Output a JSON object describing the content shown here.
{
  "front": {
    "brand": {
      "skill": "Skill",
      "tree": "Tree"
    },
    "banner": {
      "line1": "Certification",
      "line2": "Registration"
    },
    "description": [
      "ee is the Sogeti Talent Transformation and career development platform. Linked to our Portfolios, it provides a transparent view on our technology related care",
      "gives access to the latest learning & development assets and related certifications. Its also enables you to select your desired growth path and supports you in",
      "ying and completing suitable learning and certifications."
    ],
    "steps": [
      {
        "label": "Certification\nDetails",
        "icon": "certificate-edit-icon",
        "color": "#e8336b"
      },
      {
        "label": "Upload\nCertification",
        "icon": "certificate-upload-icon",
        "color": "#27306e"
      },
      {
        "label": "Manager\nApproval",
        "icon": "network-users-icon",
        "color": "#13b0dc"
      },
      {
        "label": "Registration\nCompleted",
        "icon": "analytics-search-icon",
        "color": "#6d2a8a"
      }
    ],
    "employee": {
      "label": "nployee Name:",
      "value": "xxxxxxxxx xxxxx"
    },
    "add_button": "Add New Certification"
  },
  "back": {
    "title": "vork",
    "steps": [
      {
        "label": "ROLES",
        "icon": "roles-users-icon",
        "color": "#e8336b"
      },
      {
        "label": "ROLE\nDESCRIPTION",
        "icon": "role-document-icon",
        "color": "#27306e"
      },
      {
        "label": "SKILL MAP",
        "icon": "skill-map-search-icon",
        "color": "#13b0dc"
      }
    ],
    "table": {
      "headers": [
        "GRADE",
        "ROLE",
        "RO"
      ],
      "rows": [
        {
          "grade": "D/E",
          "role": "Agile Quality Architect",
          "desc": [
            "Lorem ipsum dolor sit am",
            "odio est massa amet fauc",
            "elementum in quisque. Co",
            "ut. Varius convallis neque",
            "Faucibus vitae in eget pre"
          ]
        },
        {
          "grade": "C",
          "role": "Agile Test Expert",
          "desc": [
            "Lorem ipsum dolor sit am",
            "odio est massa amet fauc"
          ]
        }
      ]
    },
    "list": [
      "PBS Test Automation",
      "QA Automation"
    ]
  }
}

+===+

_Challenge:_
Transcribe every entry exactly.

_In response:_
Output a JSON object describing the content shown here.
{
  "front": {
    "brand": {
      "skill": "Skill",
      "tree": "Tree"
    },
    "banner": {
      "line1": "Certification",
      "line2": "Registration"
    },
    "description": [
      "ee is the Sogeti Talent Transformation and career development platform. Linked to our Portfolios, it provides a transparent view on our technology related care",
      "gives access to the latest learning & development assets and related certifications. Its also enables you to select your desired growth path and supports you in",
      "ying and completing suitable learning and certifications."
    ],
    "steps": [
      {
        "label": "Certification\nDetails",
        "icon": "certificate-edit-icon",
        "color": "#e8336b"
      },
      {
        "label": "Upload\nCertification",
        "icon": "certificate-upload-icon",
        "color": "#27306e"
      },
      {
        "label": "Manager\nApproval",
        "icon": "network-users-icon",
        "color": "#13b0dc"
      },
      {
        "label": "Registration\nCompleted",
        "icon": "analytics-search-icon",
        "color": "#6d2a8a"
      }
    ],
    "employee": {
      "label": "nployee Name:",
      "value": "xxxxxxxxx xxxxx"
    },
    "add_button": "Add New Certification"
  },
  "back": {
    "title": "vork",
    "steps": [
      {
        "label": "ROLES",
        "icon": "roles-users-icon",
        "color": "#e8336b"
      },
      {
        "label": "ROLE\nDESCRIPTION",
        "icon": "role-document-icon",
        "color": "#27306e"
      },
      {
        "label": "SKILL MAP",
        "icon": "skill-map-search-icon",
        "color": "#13b0dc"
      }
    ],
    "table": {
      "headers": [
        "GRADE",
        "ROLE",
        "RO"
      ],
      "rows": [
        {
          "grade": "D/E",
          "role": "Agile Quality Architect",
          "desc": [
            "Lorem ipsum dolor sit am",
            "odio est massa amet fauc",
            "elementum in quisque. Co",
            "ut. Varius convallis neque",
            "Faucibus vitae in eget pre"
          ]
        },
        {
          "grade": "C",
          "role": "Agile Test Expert",
          "desc": [
            "Lorem ipsum dolor sit am",
            "odio est massa amet fauc"
          ]
        }
      ]
    },
    "list": [
      "PBS Test Automation",
      "QA Automation"
    ]
  }
}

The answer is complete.